» **PROBLEM TO SOLVE**: Using the data below, determine the number of lines that include the string "koreec". Write only that number.
* start MATERIAL FOR THIS TASK *
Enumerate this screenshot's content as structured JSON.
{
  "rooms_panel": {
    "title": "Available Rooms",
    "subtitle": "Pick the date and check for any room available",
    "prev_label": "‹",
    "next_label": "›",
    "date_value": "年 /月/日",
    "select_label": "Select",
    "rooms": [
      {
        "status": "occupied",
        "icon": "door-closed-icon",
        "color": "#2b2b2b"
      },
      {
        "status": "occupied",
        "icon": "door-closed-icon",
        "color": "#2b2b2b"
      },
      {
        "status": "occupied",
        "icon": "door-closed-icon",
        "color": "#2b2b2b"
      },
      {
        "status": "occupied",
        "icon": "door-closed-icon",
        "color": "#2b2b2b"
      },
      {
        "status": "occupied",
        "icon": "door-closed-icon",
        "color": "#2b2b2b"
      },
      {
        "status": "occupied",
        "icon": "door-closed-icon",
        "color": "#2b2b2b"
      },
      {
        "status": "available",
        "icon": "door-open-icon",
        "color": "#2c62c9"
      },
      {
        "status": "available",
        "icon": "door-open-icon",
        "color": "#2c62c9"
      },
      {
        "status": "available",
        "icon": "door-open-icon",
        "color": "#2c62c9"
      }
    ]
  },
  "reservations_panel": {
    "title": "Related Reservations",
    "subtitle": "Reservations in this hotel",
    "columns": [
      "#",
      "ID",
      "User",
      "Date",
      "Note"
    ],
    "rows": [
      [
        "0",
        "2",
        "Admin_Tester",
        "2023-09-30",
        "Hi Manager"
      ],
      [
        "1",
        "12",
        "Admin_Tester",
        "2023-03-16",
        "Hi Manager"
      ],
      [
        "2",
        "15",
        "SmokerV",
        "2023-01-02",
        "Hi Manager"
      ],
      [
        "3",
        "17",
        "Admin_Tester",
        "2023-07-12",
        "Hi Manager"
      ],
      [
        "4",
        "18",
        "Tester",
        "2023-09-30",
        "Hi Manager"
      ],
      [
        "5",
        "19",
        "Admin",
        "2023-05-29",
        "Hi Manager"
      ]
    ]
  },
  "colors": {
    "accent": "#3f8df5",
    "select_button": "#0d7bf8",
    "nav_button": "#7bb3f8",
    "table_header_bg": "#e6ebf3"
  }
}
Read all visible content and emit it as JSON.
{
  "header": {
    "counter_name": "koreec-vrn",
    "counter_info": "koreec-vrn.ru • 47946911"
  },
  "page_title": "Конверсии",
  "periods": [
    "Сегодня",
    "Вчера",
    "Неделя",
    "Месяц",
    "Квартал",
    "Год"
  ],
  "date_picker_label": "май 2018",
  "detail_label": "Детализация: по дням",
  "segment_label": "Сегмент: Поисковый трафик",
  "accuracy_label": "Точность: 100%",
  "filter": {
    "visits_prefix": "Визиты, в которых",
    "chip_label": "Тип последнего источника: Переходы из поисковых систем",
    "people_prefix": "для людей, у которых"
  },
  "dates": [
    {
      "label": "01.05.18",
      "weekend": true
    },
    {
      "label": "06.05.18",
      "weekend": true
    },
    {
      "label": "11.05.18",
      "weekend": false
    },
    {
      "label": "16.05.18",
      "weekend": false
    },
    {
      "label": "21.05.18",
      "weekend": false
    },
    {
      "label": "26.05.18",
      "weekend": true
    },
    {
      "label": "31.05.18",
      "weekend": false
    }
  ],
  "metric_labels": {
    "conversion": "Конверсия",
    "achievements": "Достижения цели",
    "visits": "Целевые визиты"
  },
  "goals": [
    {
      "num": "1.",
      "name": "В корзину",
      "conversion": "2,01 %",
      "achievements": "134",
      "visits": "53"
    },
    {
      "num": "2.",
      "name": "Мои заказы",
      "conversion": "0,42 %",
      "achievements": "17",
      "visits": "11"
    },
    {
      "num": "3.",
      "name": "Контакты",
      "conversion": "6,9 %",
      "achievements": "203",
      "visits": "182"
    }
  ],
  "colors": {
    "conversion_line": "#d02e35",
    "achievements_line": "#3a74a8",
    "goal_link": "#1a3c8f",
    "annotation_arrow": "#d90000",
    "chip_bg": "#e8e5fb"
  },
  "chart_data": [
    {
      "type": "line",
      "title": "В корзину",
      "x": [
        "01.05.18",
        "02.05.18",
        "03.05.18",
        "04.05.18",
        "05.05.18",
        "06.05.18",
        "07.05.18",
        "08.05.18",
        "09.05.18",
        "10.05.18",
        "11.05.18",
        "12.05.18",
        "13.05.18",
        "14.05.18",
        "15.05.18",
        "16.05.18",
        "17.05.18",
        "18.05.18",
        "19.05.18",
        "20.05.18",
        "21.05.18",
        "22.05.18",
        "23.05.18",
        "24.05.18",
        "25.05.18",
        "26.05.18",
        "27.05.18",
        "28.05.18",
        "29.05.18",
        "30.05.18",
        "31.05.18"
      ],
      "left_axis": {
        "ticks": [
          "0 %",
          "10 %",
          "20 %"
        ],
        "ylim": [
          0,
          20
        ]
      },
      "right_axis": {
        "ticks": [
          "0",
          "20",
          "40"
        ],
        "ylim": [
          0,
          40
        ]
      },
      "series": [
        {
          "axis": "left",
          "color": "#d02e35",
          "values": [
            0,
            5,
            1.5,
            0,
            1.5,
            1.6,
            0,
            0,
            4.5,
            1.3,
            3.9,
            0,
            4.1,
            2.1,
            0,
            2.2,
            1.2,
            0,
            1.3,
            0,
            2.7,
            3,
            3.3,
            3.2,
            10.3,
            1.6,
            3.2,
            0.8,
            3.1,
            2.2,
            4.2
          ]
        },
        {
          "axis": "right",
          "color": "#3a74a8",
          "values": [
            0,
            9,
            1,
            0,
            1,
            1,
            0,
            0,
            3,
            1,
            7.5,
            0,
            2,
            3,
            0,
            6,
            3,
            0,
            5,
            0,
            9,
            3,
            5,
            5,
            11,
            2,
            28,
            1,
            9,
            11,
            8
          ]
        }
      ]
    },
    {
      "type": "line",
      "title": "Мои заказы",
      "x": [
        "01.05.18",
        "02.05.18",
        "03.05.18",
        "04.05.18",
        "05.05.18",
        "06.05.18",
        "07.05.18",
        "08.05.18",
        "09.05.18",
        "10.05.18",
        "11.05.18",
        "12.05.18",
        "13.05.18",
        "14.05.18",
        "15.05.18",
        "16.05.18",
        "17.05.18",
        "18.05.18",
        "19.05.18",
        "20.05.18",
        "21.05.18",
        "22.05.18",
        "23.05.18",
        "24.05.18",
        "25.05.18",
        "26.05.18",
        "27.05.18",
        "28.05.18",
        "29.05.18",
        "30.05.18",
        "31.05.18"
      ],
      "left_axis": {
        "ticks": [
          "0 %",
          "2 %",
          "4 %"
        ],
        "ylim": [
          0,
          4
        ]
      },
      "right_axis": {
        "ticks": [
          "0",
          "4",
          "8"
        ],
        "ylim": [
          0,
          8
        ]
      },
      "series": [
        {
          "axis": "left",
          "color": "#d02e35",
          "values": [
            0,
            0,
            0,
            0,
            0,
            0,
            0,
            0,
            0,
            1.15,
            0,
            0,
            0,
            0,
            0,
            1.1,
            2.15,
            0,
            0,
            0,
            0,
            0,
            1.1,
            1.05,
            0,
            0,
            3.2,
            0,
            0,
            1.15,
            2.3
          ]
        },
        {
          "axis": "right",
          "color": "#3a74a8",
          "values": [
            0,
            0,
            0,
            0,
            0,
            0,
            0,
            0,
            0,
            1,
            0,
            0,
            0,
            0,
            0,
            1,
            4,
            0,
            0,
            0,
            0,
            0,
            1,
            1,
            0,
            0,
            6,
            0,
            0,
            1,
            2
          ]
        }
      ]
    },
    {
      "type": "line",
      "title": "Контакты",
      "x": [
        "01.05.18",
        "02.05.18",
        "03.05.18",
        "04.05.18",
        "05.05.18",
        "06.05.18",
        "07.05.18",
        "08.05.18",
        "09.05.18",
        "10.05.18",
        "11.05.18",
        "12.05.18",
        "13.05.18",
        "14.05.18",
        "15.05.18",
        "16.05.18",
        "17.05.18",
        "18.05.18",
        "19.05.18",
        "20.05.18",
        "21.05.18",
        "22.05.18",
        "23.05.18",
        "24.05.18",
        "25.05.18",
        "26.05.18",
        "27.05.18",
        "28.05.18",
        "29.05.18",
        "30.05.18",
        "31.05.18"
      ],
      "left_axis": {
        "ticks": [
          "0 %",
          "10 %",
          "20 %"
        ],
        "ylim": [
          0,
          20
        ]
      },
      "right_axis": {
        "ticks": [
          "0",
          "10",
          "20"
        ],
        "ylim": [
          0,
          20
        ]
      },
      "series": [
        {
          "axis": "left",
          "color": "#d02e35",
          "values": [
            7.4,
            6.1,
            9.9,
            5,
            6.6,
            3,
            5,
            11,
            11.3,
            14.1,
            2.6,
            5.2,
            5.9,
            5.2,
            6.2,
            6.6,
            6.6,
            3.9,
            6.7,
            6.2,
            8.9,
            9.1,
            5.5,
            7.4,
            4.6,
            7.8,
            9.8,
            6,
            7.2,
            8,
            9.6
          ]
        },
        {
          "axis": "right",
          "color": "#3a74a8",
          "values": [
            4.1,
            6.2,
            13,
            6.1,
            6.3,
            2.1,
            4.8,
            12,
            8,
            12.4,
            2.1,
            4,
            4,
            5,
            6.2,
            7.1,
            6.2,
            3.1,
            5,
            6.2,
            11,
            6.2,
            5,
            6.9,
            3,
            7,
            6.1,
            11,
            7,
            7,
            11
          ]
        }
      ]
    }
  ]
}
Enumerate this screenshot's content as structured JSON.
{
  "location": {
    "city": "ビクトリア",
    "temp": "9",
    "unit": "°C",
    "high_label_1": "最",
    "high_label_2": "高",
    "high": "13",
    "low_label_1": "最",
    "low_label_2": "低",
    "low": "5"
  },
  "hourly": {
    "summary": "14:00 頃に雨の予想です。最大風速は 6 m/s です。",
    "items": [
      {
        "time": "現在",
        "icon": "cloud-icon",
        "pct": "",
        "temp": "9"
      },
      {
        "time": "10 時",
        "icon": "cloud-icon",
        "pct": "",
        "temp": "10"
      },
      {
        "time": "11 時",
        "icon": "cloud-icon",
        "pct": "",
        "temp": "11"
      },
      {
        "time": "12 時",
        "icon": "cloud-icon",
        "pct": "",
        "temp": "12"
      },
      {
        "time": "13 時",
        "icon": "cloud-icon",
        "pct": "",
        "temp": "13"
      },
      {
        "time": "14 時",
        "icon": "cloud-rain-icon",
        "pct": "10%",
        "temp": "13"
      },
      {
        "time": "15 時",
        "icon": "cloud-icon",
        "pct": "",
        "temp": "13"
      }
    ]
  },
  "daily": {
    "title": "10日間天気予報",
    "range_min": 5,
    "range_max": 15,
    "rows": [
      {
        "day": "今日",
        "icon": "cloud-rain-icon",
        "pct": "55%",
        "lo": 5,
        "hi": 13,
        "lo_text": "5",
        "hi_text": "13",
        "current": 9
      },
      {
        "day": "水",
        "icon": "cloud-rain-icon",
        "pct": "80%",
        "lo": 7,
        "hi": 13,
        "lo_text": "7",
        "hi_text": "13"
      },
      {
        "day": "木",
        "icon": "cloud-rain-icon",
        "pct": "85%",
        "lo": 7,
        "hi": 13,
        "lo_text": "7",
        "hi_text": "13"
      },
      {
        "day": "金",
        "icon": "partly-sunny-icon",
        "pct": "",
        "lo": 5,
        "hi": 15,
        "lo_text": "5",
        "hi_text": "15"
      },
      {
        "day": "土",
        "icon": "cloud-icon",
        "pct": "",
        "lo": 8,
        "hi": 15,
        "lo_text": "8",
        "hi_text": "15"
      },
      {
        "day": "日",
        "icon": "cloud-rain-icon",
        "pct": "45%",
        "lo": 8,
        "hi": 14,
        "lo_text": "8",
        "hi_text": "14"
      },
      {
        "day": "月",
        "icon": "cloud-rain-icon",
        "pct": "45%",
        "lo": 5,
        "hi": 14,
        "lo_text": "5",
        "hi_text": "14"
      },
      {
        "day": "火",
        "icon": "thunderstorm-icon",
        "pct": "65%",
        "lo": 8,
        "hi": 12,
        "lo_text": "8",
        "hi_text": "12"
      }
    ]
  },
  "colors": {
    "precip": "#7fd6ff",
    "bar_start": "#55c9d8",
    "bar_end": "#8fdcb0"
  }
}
* end MATERIAL FOR THIS TASK *
» **THE REPLY**: 2